● **TASK DESCRIPTION**: Should any entry hold a picture, omit that picture and copy the rest of the entry exactly.
--
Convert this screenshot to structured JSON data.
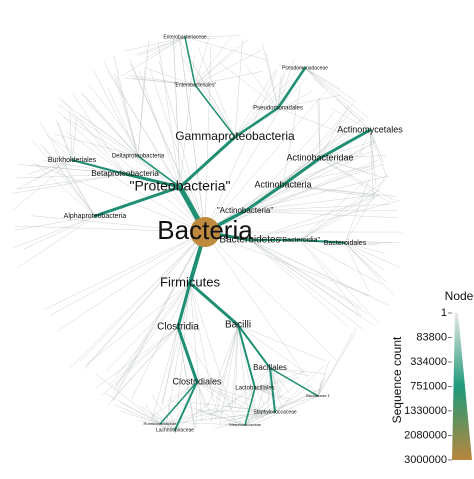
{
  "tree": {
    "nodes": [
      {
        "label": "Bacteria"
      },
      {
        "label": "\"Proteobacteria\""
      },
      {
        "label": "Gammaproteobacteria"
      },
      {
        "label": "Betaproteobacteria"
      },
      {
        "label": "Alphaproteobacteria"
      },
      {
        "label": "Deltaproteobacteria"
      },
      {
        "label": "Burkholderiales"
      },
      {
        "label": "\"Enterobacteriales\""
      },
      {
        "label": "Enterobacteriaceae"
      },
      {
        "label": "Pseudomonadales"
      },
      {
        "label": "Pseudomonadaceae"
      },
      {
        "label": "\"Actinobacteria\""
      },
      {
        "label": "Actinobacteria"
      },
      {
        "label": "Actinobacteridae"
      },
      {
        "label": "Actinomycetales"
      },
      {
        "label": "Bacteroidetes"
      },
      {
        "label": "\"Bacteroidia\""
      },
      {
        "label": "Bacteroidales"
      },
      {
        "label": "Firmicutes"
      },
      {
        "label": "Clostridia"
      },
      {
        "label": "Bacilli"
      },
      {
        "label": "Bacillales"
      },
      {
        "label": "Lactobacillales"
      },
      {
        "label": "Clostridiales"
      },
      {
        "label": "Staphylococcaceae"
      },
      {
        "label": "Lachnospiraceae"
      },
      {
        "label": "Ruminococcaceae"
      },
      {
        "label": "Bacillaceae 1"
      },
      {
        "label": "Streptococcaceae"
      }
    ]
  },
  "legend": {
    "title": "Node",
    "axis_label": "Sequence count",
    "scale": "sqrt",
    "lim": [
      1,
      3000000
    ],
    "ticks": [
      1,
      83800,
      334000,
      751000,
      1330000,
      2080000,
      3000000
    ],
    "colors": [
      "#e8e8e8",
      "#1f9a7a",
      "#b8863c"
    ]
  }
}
--
● **REPLY TO THE EXERCISE**:
Convert this screenshot to structured JSON data.
{
  "tree": {
    "nodes": [
      {
        "label": "Bacteria"
      },
      {
        "label": "\"Proteobacteria\""
      },
      {
        "label": "Gammaproteobacteria"
      },
      {
        "label": "Betaproteobacteria"
      },
      {
        "label": "Alphaproteobacteria"
      },
      {
        "label": "Deltaproteobacteria"
      },
      {
        "label": "Burkholderiales"
      },
      {
        "label": "\"Enterobacteriales\""
      },
      {
        "label": "Enterobacteriaceae"
      },
      {
        "label": "Pseudomonadales"
      },
      {
        "label": "Pseudomonadaceae"
      },
      {
        "label": "\"Actinobacteria\""
      },
      {
        "label": "Actinobacteria"
      },
      {
        "label": "Actinobacteridae"
      },
      {
        "label": "Actinomycetales"
      },
      {
        "label": "Bacteroidetes"
      },
      {
        "label": "\"Bacteroidia\""
      },
      {
        "label": "Bacteroidales"
      },
      {
        "label": "Firmicutes"
      },
      {
        "label": "Clostridia"
      },
      {
        "label": "Bacilli"
      },
      {
        "label": "Bacillales"
      },
      {
        "label": "Lactobacillales"
      },
      {
        "label": "Clostridiales"
      },
      {
        "label": "Staphylococcaceae"
      },
      {
        "label": "Lachnospiraceae"
      },
      {
        "label": "Ruminococcaceae"
      },
      {
        "label": "Bacillaceae 1"
      },
      {
        "label": "Streptococcaceae"
      }
    ]
  },
  "legend": {
    "title": "Node",
    "axis_label": "Sequence count",
    "scale": "sqrt",
    "lim": [
      1,
      3000000
    ],
    "ticks": [
      1,
      83800,
      334000,
      751000,
      1330000,
      2080000,
      3000000
    ],
    "colors": [
      "#e8e8e8",
      "#1f9a7a",
      "#b8863c"
    ]
  }
}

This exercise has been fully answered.